▶ [TASK INSTRUCTIONS] Copy out all the lines where "каток" shows up.

▶ [EXCERPTED DATA]
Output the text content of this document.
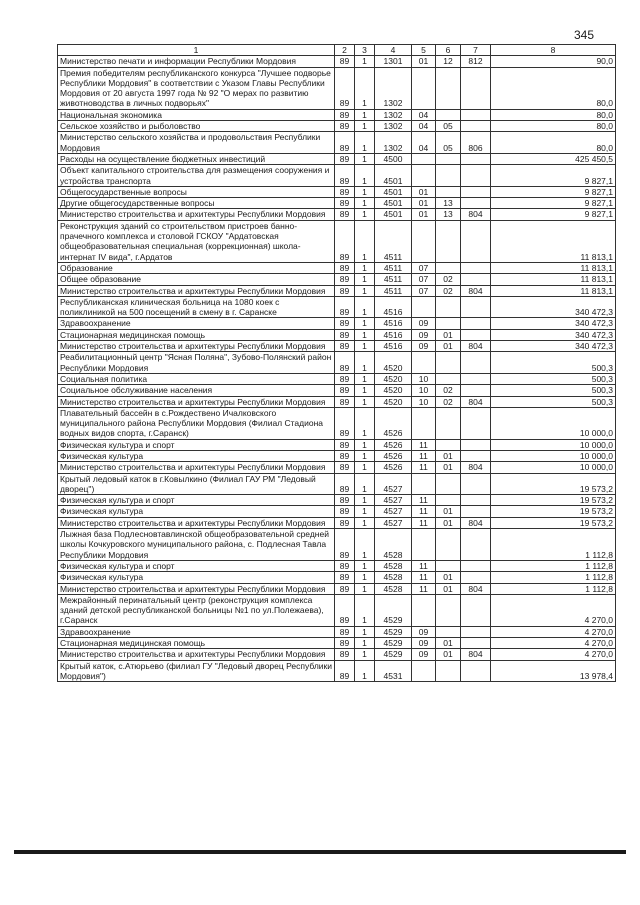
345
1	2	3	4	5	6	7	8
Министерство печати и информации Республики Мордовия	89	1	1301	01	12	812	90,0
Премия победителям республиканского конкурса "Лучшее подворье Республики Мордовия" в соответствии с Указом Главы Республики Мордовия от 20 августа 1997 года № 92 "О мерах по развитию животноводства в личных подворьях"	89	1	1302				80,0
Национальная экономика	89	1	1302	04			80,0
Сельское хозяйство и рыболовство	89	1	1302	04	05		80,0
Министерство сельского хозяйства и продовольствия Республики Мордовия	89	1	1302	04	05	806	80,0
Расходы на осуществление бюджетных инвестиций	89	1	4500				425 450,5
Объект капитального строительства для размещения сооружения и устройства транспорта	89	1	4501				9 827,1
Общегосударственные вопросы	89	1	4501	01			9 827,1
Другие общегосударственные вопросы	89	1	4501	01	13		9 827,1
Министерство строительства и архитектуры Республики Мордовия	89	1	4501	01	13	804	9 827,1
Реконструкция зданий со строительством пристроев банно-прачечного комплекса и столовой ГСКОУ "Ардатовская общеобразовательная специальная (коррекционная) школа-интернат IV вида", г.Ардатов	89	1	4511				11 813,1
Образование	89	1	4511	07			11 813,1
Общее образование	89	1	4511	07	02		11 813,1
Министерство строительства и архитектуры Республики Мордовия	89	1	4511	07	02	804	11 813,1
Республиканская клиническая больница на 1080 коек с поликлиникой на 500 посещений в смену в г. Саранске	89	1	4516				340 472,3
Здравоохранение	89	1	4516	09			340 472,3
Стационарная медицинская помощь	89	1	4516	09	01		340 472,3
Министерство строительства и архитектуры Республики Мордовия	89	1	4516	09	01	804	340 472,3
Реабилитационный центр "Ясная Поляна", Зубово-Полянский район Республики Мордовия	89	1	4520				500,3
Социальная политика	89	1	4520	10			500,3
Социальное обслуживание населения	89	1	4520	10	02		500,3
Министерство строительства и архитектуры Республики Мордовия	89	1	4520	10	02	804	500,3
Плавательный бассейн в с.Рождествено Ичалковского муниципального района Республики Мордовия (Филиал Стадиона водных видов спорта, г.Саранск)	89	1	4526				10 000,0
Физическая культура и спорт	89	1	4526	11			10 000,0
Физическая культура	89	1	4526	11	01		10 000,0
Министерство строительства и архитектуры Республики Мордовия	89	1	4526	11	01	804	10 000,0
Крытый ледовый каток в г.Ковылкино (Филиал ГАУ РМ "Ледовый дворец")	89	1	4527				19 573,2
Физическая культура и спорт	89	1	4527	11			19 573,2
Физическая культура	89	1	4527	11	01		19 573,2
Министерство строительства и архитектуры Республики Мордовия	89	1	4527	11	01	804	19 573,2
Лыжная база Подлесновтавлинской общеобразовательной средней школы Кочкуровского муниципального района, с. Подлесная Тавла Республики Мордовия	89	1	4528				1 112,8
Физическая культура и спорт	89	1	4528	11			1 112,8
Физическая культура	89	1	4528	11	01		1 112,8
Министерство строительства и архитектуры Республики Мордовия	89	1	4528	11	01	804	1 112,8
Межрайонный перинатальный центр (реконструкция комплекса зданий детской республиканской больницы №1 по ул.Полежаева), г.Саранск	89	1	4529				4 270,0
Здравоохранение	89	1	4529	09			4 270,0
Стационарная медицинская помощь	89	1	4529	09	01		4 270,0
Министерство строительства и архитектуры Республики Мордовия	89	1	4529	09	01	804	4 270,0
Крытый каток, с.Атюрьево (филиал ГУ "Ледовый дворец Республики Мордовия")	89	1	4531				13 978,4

▶ [SOLUTION FOR THIS PROBLEM]
Крытый ледовый каток в г.Ковылкино (Филиал ГАУ РМ "Ледовый дворец")	89	1	4527				19 573,2
Крытый каток, с.Атюрьево (филиал ГУ "Ледовый дворец Республики Мордовия")	89	1	4531				13 978,4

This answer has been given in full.